◆ **Stored data**:
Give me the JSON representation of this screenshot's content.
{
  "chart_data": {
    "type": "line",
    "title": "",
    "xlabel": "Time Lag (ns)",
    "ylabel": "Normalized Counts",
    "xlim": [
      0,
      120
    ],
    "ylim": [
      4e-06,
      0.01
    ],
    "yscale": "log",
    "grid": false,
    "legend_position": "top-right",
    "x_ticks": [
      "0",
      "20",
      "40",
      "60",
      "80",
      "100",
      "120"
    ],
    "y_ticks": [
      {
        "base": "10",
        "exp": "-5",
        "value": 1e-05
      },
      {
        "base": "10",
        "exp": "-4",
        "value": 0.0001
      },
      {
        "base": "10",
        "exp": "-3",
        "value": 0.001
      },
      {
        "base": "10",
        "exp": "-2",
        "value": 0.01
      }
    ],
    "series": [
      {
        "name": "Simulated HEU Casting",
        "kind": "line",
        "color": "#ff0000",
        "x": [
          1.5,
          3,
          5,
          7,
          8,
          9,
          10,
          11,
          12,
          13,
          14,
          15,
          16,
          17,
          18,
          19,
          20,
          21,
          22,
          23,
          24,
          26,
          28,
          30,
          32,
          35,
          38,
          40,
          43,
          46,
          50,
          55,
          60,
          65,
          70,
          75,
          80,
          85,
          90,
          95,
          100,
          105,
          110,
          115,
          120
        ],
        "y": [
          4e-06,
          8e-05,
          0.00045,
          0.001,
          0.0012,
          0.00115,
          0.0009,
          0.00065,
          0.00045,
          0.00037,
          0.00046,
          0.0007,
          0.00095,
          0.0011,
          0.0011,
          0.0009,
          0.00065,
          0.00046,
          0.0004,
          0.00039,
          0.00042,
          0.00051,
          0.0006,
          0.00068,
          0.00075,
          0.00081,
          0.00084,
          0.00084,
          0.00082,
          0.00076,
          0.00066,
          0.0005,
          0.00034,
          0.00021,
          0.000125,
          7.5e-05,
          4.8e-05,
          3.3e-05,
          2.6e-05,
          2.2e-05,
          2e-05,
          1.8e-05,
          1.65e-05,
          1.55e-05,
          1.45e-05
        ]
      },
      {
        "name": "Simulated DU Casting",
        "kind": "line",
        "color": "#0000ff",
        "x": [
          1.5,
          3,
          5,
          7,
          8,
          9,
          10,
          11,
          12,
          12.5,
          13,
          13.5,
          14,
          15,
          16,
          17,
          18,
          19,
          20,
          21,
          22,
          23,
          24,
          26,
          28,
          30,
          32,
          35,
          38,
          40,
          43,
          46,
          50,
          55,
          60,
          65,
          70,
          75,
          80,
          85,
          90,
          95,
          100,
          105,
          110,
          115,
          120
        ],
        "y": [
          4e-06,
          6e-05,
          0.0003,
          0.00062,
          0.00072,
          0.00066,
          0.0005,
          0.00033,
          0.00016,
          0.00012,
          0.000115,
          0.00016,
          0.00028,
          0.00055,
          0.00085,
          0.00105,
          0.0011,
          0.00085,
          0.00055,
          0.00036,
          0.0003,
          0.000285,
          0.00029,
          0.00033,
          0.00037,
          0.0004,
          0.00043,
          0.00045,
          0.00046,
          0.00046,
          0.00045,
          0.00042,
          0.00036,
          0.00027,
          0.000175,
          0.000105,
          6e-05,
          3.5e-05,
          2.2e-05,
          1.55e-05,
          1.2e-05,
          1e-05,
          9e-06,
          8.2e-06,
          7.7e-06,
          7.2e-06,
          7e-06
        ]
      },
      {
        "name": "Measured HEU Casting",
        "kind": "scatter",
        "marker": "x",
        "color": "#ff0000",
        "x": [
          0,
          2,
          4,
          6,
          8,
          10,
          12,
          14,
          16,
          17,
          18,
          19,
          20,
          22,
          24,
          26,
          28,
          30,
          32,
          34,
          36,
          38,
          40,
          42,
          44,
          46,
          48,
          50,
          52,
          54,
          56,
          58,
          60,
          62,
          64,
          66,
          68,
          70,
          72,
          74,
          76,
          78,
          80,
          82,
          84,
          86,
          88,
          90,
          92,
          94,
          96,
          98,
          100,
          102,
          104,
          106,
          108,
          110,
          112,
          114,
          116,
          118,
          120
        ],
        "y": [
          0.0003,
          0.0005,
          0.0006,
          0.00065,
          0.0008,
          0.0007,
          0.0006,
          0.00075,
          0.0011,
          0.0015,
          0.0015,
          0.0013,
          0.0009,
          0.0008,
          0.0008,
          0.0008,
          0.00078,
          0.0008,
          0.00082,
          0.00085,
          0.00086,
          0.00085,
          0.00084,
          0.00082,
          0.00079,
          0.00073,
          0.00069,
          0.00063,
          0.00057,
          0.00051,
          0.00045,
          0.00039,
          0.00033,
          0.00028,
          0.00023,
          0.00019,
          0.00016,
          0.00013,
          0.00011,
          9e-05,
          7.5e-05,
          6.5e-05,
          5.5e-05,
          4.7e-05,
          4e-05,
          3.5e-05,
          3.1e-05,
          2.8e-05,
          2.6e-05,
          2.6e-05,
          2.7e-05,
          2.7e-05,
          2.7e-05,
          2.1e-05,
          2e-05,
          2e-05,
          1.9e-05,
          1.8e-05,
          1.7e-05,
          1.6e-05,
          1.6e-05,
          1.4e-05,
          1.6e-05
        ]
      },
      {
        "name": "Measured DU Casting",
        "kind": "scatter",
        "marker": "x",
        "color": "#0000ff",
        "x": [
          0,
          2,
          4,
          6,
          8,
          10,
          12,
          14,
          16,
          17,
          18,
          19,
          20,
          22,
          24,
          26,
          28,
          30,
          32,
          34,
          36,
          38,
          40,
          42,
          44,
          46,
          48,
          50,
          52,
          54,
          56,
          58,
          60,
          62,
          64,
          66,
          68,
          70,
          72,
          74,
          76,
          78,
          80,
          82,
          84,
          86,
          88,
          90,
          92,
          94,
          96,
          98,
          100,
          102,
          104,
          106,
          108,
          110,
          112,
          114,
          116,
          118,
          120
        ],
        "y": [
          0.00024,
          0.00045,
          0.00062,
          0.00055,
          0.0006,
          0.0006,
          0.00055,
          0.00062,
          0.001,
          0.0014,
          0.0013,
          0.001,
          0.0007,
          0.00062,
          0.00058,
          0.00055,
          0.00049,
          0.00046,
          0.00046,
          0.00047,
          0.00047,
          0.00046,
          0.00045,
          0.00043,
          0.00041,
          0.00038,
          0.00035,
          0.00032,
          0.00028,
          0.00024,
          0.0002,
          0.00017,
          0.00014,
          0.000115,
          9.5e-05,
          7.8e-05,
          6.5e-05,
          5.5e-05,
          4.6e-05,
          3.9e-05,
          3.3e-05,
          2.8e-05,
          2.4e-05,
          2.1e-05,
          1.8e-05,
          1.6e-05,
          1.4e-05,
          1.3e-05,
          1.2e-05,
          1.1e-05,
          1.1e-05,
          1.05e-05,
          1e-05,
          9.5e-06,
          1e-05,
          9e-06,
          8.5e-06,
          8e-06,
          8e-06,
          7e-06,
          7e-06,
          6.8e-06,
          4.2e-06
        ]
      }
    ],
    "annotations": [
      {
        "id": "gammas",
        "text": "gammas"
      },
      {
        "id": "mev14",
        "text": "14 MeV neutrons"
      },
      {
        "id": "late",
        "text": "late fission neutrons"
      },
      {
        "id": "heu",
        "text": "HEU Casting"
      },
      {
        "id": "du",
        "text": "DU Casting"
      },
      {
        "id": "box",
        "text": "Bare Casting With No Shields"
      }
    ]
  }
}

◆ **Exercise directions**: Check each line of the entries for the string "text". Copy the lines that have it.

◆ **Answer to this exercise**:
        "text": "gammas"
        "text": "14 MeV neutrons"
        "text": "late fission neutrons"
        "text": "HEU Casting"
        "text": "DU Casting"
        "text": "Bare Casting With No Shields"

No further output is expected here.